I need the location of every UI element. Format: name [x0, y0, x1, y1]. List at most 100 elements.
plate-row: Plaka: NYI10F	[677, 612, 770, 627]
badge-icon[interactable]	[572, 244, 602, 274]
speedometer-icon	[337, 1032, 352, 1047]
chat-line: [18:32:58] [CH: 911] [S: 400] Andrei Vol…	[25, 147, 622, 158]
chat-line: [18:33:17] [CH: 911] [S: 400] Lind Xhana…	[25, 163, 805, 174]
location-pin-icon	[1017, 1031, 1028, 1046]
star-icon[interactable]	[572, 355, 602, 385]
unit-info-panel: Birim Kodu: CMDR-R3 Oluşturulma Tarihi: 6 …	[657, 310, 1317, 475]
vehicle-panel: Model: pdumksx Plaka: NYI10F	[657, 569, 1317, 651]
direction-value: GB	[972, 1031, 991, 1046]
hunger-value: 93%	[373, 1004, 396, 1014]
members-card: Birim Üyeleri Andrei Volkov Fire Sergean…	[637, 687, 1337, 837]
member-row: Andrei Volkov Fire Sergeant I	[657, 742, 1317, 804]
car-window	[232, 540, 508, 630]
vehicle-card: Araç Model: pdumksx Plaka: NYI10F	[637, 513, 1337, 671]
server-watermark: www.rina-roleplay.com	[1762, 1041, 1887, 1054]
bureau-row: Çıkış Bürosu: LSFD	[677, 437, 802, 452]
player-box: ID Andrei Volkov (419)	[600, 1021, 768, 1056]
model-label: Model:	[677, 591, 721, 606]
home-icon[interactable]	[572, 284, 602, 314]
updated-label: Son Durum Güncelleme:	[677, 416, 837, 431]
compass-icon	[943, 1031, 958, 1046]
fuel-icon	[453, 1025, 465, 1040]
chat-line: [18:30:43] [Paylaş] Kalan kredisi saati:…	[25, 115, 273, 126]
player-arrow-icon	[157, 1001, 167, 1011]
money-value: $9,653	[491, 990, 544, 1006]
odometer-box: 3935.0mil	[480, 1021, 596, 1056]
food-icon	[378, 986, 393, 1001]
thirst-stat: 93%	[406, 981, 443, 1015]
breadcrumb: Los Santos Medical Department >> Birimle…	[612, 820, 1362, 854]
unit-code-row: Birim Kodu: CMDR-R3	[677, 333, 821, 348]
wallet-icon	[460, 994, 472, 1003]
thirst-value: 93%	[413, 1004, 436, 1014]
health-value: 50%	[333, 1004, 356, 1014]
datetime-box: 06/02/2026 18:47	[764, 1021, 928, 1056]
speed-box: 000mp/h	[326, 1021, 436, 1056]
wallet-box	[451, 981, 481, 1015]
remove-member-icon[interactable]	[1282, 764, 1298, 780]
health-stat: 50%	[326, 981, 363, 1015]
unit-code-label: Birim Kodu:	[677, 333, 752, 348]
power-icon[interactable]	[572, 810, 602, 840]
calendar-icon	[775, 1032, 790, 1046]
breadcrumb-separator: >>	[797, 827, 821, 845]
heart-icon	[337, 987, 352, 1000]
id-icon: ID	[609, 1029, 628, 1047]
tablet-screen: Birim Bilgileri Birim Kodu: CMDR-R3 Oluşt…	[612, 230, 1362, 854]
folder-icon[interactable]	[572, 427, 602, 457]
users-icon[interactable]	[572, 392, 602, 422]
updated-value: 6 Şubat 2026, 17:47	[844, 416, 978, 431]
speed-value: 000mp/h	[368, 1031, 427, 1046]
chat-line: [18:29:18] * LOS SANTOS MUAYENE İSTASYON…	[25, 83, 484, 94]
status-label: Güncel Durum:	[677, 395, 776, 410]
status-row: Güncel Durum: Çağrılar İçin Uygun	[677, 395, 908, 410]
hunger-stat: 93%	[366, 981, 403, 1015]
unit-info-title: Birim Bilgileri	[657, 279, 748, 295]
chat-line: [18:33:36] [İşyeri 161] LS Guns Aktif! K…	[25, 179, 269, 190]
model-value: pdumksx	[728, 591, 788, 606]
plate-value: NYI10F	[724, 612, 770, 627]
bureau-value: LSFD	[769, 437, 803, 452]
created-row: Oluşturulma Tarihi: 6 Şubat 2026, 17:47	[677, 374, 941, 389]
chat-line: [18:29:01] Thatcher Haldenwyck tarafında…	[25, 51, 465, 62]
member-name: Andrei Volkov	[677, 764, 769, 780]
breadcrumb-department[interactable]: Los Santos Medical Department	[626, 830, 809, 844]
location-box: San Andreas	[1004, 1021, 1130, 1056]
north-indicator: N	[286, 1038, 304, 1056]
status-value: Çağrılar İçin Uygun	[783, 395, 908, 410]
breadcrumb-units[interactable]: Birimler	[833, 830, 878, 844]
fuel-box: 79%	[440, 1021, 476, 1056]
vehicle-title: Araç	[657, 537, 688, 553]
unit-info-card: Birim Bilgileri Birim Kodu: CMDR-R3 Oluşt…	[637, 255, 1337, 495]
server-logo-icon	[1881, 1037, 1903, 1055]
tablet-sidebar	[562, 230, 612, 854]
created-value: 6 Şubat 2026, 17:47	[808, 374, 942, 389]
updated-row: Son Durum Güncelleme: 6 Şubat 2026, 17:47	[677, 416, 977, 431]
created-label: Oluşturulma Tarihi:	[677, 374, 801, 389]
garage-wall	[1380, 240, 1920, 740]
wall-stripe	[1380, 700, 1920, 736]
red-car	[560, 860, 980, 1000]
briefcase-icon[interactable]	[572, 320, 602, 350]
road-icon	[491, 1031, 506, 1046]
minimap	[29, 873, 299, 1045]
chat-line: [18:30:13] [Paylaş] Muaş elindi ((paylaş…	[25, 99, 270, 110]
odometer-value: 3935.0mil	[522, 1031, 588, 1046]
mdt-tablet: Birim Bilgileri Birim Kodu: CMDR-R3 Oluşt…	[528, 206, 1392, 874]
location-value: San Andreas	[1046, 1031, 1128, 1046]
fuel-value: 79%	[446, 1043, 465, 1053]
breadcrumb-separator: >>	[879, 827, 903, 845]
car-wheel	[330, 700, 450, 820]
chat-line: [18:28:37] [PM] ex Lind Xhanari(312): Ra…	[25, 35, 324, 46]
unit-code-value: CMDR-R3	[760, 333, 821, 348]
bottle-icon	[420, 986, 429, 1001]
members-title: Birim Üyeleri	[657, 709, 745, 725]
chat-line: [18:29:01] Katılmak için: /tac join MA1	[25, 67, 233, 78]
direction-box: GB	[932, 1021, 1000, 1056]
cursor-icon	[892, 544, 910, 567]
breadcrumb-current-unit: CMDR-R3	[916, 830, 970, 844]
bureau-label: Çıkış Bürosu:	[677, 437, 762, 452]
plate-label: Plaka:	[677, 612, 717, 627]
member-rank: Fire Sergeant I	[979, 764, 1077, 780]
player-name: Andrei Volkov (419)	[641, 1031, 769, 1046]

• _What to produce_: Reproduce the material from its first line through the line containing "355, 602, 385]", inclusive, keeping each line character for character.

• _The solution_:
I need the location of every UI element. Format: name [x0, y0, x1, y1]. List at most 100 elements.
plate-row: Plaka: NYI10F	[677, 612, 770, 627]
badge-icon[interactable]	[572, 244, 602, 274]
speedometer-icon	[337, 1032, 352, 1047]
chat-line: [18:32:58] [CH: 911] [S: 400] Andrei Vol…	[25, 147, 622, 158]
chat-line: [18:33:17] [CH: 911] [S: 400] Lind Xhana…	[25, 163, 805, 174]
location-pin-icon	[1017, 1031, 1028, 1046]
star-icon[interactable]	[572, 355, 602, 385]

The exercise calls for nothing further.